**Written task**
Copy every line that holds "Registered".

**The records**
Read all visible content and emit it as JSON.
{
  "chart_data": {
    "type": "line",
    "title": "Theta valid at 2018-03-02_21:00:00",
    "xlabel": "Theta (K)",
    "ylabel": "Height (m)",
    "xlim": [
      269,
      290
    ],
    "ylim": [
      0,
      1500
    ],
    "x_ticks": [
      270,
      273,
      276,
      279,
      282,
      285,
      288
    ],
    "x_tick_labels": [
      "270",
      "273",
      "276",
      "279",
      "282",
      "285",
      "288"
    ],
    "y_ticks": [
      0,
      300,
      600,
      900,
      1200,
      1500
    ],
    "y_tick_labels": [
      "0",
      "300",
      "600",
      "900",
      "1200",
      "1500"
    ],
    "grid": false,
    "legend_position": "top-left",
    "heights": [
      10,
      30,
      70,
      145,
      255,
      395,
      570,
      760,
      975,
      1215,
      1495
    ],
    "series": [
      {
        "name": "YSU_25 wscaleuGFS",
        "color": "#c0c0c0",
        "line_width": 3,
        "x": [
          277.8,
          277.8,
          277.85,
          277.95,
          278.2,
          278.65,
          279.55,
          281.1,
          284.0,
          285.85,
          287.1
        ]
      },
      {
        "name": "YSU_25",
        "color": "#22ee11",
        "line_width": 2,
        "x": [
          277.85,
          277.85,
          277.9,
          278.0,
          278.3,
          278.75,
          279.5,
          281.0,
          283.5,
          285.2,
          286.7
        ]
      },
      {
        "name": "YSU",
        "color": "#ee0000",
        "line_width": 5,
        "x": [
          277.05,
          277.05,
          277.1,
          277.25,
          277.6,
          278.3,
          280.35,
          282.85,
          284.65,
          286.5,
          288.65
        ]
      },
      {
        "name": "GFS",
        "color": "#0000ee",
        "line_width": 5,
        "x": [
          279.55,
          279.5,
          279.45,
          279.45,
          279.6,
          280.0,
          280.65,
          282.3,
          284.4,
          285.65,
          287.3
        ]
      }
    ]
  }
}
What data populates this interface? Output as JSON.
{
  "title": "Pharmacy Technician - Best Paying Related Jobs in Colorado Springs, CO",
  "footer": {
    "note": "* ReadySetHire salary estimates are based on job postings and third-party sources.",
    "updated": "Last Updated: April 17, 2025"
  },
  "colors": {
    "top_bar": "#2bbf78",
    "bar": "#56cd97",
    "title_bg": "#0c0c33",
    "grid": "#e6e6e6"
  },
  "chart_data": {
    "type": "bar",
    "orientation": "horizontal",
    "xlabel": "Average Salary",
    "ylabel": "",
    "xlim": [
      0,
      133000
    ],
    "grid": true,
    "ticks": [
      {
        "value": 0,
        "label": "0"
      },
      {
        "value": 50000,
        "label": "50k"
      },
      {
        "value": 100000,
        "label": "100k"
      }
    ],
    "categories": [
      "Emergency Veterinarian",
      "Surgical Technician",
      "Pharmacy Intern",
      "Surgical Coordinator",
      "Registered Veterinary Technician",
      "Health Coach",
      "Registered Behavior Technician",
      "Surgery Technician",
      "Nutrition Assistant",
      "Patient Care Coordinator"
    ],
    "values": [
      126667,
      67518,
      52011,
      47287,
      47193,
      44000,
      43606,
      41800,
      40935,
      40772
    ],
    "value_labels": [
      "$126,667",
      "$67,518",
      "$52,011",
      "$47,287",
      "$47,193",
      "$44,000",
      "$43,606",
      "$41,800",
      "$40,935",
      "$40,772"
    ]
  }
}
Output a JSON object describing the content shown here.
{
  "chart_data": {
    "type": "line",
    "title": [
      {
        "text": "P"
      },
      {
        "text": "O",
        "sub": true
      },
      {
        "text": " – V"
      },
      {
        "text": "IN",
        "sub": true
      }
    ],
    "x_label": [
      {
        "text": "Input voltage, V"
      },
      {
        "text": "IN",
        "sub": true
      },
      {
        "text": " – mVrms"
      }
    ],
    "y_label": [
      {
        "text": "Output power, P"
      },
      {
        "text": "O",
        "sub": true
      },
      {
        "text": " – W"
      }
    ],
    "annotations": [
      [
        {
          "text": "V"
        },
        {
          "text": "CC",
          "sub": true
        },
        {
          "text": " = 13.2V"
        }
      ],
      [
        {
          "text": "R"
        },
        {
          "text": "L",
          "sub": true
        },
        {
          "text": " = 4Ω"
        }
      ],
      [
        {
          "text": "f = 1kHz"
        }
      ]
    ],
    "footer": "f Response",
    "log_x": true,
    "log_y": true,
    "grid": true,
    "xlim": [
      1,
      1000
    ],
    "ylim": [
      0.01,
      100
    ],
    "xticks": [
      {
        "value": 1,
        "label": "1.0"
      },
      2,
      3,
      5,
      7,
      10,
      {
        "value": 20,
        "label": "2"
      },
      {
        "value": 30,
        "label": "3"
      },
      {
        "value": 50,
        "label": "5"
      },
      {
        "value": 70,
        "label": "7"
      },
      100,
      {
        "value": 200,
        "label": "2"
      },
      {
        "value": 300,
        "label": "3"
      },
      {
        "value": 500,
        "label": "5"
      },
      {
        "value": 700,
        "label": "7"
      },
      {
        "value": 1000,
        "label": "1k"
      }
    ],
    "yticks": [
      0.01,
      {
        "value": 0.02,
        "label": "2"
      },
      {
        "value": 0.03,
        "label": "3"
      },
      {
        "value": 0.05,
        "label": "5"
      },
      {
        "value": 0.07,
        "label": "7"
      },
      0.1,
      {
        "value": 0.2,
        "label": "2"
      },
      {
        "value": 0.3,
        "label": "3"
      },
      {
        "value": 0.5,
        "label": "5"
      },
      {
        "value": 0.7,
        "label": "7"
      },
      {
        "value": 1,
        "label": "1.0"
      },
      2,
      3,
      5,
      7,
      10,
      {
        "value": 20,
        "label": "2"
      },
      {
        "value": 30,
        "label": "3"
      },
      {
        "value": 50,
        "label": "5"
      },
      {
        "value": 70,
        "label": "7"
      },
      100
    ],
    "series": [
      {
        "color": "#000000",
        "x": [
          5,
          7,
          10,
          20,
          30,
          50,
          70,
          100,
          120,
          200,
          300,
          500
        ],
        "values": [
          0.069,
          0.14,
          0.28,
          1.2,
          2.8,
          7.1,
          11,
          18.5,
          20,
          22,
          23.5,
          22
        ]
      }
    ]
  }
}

**Answer below**
      "Registered Veterinary Technician",
      "Registered Behavior Technician",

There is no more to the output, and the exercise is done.